CONSIGNA 1: Indica si cada una de estas afirmaciones coincide con el artículo «Generosos en la memoria», respondiendo sí o no y citando literalmente las palabras del artículo que lo deciden: (a) Quien escribe llegó al 7mo. grado con diez años. (b) La novela Corazón es obra de un autor francés. (c) La escuela al campo correspondía a la secundaria básica José Martí, en Colón.
CONSIGNA 2: Reproduce del artículo «Generosos en la memoria» todo lo que va desde «Cuando se frague» hasta «Edmundo de Amicis.».

*** TEXTO PROPORCIONADO

Juventud Rebelde - Diario de la Juventud Cubana

Generosos en la memoria

Autor:

José Alejandro Rodríguez

Algún día habrá que levantar un monumento al solidario desconocido, así como se han erigido memoriales a tantos soldados que diluyeron sus señas personales en las grandes proezas épicas de la humanidad, y nunca pudieron ser identificados en la gloria y la memoria.

Cuando se frague ese mausoleo a los anónimos de la generosidad en las pacíficas escaramuzas de la sobrevivencia cotidiana, llevaré flores allí a un niño —¿quién sabe quién?— que me tendió la mano para siempre en 1963. Un aspirante a Garrón, aquel noblote fortachón que protegía a los más pequeños y desvalidos del aula, en ese devocionario de la compasión que es la novela Corazón, del italiano Edmundo de Amicis.

Todo sucedió en aquella escuela al campo que estrenábamos los alumnos de la secundaria básica José Martí, en la localidad de Colón. Niños apenas. Y este redactor más niño aún, pues con solo diez años accedí al 7mo. grado, gracias a extraños experimentos de aceleración escolar en alumnos aventajados que a la larga no funcionaron.

******
*** MATERIAL PROPORCIONADO

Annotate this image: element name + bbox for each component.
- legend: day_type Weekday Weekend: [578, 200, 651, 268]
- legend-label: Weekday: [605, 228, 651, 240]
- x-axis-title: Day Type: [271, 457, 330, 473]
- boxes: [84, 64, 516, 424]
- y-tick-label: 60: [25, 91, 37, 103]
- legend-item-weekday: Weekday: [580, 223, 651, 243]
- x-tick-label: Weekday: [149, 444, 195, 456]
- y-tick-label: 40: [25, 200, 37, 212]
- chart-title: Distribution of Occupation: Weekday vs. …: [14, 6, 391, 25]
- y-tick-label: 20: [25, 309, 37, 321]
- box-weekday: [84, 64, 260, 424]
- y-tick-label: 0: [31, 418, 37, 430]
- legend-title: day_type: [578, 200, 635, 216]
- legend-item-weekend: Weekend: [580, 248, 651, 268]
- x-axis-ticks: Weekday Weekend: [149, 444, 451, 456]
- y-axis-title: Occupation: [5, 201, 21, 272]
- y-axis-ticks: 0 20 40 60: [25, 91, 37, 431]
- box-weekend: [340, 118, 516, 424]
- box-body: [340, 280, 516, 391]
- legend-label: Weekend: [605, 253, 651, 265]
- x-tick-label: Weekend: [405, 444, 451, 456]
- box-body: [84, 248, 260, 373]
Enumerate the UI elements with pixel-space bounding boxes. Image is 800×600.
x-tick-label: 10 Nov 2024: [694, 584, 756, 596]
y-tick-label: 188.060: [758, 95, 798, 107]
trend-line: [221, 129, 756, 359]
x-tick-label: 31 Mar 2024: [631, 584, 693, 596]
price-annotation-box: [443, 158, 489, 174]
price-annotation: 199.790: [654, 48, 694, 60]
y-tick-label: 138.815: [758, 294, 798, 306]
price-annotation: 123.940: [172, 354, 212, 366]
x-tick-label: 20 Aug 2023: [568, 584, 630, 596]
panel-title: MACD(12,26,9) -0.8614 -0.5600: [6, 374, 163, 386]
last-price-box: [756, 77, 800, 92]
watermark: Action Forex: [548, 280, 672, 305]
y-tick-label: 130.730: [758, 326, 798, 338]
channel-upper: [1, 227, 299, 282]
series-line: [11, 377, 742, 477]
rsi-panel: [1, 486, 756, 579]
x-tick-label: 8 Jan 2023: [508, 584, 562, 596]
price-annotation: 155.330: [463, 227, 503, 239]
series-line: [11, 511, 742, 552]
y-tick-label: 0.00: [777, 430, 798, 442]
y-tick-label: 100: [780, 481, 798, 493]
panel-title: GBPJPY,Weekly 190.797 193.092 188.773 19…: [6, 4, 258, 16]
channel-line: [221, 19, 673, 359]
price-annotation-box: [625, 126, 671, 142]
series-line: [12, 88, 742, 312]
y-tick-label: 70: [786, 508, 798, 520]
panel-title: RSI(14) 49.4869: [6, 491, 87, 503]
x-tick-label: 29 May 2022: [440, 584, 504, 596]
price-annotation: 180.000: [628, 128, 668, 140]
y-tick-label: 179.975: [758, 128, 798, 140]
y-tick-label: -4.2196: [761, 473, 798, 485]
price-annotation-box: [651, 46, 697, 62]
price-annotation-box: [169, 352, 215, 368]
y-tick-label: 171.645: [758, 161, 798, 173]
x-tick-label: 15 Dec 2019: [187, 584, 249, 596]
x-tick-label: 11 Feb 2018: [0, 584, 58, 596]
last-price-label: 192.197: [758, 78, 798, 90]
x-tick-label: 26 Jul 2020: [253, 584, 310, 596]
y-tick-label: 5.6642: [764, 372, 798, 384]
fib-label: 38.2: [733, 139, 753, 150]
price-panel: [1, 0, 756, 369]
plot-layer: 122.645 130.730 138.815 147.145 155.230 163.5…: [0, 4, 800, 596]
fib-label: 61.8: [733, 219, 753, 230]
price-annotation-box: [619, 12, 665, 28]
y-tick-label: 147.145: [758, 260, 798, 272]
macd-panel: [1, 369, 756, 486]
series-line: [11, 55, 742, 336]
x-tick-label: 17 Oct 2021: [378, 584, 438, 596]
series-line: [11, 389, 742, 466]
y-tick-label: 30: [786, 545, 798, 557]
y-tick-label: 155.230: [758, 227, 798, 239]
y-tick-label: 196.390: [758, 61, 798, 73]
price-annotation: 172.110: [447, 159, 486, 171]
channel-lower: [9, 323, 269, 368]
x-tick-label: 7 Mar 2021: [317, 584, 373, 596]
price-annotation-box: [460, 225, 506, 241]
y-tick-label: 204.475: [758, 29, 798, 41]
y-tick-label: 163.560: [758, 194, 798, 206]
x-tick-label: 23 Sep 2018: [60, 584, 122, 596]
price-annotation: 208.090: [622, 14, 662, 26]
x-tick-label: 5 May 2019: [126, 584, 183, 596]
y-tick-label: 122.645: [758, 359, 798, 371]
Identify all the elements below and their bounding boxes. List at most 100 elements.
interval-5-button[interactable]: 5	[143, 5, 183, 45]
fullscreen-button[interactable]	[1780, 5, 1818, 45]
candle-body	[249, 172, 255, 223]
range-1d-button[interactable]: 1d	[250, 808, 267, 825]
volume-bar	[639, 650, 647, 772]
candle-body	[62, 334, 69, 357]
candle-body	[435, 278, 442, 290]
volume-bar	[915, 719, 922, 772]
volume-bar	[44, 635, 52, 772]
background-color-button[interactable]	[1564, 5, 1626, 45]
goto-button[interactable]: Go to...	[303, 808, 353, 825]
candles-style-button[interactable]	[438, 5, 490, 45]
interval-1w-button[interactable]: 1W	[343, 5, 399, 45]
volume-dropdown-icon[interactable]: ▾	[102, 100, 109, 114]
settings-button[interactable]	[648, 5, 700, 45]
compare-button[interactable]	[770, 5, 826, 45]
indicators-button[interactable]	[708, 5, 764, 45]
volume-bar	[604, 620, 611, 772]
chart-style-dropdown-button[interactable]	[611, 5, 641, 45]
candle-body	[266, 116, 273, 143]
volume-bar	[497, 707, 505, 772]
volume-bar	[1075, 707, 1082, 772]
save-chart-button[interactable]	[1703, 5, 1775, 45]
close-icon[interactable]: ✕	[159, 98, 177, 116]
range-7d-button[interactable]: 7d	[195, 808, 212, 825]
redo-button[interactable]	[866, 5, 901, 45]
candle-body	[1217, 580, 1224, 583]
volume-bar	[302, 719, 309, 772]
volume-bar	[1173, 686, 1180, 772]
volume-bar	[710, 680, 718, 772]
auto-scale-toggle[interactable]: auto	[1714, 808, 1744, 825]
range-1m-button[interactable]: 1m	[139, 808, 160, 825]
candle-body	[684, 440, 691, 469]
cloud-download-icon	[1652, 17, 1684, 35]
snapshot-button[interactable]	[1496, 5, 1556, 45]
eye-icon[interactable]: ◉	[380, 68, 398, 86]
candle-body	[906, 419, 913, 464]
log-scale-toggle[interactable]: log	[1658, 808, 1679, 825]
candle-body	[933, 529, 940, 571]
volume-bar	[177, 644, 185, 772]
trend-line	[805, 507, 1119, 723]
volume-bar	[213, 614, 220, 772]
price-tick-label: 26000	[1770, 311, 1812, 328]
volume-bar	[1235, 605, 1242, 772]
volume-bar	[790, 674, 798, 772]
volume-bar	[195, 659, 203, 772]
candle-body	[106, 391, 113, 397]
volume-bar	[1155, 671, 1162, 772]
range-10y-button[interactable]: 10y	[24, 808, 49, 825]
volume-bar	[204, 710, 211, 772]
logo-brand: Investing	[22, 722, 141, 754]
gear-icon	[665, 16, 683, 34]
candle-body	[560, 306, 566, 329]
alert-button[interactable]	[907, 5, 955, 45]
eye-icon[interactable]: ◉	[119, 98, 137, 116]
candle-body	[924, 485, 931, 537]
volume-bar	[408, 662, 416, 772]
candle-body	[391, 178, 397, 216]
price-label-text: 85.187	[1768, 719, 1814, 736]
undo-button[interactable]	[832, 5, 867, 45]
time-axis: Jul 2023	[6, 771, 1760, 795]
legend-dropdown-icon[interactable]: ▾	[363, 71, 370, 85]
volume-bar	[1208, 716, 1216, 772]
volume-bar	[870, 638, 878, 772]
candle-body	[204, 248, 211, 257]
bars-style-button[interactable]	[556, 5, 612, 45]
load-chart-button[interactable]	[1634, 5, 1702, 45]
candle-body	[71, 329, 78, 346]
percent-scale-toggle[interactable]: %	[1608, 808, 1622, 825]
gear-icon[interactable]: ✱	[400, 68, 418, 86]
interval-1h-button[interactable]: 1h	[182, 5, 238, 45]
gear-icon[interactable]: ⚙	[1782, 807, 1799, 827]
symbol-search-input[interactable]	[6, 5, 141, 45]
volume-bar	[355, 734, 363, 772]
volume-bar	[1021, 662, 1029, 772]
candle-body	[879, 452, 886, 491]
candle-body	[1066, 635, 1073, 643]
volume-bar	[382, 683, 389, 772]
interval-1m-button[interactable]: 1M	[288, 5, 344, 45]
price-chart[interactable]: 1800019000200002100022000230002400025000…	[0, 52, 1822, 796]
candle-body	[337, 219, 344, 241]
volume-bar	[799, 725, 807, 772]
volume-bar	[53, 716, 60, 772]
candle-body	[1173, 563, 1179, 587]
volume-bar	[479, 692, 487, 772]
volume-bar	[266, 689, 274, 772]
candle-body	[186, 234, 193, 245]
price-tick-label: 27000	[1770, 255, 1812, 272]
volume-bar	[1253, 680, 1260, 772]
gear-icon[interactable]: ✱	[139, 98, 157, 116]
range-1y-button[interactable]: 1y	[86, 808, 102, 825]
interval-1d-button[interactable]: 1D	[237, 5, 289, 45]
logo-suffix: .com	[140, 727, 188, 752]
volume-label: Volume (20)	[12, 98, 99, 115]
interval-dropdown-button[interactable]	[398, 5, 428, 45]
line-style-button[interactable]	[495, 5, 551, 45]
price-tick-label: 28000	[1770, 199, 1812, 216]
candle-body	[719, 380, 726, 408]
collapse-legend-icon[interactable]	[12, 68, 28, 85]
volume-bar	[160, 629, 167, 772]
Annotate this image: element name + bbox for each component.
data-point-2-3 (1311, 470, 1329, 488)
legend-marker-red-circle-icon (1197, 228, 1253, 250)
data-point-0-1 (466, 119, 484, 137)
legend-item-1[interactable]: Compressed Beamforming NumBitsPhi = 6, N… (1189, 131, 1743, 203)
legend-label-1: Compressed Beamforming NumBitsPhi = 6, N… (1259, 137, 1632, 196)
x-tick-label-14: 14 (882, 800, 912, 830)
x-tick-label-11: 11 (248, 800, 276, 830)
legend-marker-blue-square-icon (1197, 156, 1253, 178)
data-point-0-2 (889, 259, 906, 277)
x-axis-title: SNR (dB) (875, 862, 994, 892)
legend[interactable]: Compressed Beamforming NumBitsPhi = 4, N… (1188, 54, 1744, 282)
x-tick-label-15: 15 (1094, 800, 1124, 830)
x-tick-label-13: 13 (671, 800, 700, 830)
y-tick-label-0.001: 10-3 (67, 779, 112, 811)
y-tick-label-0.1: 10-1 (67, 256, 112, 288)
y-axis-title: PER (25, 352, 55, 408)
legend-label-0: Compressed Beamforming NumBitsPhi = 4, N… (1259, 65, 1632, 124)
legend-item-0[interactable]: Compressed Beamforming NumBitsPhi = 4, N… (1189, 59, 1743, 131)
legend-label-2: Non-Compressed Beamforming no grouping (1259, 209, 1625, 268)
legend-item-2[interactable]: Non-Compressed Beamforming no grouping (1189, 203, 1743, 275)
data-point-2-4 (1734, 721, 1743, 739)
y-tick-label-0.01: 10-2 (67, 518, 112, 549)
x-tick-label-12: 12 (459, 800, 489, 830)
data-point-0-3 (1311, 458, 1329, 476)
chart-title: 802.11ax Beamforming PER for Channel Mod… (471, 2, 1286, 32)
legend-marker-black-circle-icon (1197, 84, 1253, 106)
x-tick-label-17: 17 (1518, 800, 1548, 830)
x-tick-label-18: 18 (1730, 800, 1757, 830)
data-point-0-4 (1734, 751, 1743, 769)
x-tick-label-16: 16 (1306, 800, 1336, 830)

******

RESPUESTA FINAL 1:
(a) Sí: «pues con solo diez años accedí al 7mo. grado».
(b) No: «del italiano Edmundo de Amicis».
(c) Sí: «la secundaria básica José Martí, en la localidad de Colón».

RESPUESTA FINAL 2:
Cuando se frague ese mausoleo a los anónimos de la generosidad en las pacíficas escaramuzas de la sobrevivencia cotidiana, llevaré flores allí a un niño —¿quién sabe quién?— que me tendió la mano para siempre en 1963. Un aspirante a Garrón, aquel noblote fortachón que protegía a los más pequeños y desvalidos del aula, en ese devocionario de la compasión que es la novela Corazón, del italiano Edmundo de Amicis.